***** INPUT FOR THIS TASK
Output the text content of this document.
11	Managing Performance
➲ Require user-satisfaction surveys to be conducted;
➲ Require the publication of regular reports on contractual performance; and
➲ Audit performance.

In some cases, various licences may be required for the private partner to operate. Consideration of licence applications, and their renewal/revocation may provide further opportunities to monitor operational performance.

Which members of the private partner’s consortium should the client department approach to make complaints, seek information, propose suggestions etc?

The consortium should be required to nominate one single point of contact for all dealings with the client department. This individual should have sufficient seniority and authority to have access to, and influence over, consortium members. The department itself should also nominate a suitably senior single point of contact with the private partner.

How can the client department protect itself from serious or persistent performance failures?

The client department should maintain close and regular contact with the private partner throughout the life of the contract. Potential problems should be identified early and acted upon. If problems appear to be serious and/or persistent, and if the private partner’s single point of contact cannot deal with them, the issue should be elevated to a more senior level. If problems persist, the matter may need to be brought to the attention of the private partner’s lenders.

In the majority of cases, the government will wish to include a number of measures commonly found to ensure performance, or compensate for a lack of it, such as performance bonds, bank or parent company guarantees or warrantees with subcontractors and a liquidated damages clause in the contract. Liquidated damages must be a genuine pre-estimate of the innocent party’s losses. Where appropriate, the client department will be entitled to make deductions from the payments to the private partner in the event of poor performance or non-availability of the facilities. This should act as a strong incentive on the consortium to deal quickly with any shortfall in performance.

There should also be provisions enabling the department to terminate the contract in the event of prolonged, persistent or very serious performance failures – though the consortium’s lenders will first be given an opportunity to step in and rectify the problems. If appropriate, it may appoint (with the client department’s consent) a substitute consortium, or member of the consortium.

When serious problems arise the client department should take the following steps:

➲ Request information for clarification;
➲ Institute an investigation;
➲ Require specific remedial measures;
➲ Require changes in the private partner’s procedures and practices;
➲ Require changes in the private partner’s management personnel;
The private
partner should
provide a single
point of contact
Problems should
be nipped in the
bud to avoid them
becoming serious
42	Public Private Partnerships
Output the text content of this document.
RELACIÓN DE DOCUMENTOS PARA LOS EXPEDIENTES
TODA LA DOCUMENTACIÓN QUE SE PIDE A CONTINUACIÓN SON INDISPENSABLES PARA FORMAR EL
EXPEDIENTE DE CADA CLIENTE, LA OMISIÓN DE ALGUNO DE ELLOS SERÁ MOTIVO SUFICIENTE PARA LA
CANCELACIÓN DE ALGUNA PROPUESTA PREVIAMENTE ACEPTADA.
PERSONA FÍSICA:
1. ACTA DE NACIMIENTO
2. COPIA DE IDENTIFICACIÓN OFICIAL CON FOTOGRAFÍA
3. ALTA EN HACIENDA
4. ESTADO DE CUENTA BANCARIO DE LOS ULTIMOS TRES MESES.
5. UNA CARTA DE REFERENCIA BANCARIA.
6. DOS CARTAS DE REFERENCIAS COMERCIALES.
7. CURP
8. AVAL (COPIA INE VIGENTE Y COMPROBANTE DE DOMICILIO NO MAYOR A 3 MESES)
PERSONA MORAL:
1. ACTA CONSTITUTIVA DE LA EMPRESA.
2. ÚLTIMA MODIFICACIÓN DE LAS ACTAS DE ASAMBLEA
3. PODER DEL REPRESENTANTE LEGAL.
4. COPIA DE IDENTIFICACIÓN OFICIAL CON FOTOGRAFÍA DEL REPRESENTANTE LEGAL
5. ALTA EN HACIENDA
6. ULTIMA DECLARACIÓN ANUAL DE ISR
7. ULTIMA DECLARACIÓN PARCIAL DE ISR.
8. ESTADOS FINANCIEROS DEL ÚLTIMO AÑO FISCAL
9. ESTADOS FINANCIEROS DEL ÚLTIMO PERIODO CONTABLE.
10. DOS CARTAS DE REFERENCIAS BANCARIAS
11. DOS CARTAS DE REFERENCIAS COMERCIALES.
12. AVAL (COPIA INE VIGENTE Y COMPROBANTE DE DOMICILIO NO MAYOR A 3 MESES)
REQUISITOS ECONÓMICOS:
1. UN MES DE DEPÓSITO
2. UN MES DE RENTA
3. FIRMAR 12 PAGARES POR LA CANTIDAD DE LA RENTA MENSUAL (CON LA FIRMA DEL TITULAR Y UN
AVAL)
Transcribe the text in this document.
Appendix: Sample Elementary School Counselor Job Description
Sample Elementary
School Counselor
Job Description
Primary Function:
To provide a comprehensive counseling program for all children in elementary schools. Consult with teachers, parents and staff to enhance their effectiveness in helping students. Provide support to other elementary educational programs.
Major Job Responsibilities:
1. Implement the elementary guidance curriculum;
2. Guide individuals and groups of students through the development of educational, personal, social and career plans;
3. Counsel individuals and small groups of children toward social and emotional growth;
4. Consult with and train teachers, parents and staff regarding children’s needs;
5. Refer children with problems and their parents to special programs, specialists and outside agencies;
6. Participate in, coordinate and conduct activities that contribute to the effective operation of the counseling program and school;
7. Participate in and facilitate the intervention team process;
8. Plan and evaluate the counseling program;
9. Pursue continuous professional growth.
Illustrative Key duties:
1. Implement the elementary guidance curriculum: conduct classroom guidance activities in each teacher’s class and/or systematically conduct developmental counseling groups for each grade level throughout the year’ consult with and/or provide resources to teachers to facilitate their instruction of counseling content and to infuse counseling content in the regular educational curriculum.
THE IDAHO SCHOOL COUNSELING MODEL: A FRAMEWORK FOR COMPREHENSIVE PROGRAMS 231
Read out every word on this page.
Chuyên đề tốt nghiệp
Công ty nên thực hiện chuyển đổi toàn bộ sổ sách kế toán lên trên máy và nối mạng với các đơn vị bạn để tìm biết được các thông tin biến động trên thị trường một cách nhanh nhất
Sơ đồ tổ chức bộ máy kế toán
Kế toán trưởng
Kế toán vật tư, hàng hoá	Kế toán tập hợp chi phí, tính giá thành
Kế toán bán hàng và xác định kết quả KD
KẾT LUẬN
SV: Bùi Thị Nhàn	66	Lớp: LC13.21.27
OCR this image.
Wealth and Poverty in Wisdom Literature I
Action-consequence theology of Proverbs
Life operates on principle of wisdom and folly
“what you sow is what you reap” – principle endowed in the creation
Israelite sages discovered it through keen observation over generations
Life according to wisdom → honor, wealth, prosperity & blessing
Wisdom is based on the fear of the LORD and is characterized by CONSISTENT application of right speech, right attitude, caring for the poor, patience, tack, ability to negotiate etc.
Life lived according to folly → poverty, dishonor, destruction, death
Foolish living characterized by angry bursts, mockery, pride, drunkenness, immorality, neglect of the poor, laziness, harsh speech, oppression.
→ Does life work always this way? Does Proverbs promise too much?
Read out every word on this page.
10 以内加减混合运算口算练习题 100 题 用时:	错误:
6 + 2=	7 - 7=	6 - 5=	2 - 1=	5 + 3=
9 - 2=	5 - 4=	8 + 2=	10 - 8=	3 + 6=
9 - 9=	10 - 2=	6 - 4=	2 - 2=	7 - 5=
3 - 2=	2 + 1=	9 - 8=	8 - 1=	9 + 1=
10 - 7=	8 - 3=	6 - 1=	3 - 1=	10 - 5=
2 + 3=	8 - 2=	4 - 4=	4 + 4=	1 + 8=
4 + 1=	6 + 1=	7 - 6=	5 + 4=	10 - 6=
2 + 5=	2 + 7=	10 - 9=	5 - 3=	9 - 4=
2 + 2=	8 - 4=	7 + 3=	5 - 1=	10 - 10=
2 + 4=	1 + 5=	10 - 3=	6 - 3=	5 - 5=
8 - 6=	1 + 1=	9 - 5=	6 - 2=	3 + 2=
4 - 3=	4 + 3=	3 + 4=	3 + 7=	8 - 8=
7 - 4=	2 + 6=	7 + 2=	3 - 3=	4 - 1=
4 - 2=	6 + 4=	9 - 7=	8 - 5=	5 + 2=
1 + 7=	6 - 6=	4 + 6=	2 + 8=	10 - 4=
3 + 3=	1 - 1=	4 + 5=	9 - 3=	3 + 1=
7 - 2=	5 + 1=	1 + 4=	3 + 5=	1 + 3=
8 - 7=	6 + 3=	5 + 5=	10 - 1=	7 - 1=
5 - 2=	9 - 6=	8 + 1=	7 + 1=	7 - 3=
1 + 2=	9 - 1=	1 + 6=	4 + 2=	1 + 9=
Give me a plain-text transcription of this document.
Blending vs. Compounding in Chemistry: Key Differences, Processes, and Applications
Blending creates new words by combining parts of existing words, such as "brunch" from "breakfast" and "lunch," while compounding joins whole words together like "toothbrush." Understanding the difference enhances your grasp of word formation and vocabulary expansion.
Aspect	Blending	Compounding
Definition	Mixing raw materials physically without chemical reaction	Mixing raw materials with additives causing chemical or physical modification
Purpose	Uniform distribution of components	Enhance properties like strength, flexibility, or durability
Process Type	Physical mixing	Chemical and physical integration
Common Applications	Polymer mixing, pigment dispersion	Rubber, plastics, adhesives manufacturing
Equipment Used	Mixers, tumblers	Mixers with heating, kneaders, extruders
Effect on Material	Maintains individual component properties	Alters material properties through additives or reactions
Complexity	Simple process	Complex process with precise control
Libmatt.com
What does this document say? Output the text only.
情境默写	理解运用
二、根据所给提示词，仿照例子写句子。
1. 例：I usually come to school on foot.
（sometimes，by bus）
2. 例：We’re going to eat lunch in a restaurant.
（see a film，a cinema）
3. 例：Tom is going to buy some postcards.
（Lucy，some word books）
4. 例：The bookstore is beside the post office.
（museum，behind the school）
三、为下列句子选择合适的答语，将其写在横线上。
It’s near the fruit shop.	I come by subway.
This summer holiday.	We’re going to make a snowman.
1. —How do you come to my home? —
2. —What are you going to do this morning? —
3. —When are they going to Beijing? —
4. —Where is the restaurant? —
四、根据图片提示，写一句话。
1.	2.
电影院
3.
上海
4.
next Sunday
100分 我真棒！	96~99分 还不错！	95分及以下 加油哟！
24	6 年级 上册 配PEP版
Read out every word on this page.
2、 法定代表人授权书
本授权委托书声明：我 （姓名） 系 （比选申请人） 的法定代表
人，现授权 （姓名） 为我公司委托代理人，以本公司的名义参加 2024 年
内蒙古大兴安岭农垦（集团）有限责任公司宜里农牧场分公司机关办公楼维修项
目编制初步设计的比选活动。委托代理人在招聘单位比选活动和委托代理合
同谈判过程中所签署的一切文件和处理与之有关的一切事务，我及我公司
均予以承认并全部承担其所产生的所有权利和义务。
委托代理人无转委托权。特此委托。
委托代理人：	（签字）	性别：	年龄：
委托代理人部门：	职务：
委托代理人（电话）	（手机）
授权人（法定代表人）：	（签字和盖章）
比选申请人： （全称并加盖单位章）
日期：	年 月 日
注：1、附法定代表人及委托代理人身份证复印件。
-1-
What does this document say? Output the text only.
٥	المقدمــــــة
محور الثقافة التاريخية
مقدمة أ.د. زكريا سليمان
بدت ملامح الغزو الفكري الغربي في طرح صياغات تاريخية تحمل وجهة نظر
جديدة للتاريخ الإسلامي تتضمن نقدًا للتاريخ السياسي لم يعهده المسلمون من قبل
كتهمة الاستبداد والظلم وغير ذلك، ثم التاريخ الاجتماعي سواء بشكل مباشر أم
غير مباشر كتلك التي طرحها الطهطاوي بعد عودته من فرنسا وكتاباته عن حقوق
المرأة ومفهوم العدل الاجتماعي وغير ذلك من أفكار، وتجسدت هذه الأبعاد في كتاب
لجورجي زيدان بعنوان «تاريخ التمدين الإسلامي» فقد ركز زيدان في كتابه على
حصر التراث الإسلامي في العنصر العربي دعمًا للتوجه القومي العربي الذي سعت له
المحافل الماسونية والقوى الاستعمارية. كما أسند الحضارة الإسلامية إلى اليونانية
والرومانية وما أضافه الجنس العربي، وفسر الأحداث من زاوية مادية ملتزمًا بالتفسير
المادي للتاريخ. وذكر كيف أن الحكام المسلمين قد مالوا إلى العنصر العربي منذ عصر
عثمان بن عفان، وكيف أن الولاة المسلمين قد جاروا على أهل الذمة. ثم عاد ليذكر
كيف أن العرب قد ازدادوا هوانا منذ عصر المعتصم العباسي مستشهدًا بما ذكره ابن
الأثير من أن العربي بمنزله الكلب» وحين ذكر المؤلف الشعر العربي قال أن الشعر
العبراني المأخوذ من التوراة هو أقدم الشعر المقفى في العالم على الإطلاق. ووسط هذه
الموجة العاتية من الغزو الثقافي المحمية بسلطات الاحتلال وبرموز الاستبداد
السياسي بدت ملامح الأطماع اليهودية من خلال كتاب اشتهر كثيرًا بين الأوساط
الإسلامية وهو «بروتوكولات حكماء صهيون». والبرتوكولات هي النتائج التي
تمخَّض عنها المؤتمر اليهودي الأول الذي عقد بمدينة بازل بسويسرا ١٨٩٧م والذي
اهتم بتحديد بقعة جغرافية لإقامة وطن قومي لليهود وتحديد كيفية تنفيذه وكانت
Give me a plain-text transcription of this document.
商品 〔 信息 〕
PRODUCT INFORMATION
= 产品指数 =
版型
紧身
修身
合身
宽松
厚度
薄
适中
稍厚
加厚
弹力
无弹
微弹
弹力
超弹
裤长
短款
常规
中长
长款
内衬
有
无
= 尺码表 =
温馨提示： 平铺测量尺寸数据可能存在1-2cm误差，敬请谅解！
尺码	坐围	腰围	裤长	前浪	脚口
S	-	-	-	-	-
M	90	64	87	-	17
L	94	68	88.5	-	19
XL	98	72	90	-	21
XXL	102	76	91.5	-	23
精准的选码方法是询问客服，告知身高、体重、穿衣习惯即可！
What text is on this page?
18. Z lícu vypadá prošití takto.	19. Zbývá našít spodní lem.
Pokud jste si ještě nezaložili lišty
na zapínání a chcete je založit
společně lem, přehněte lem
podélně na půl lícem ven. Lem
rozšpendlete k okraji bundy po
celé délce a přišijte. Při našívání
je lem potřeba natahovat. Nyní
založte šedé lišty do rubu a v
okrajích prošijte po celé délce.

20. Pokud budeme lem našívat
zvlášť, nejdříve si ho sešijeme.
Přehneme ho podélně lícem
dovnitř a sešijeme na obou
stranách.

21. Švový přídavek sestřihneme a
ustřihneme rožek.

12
**********
■ **YOUR GOAL**: Tally up how many lines in the preceding listing contain the word "provide". Give nothing but the number.

■ **ANSWER FOR THIS EXERCISE**: 4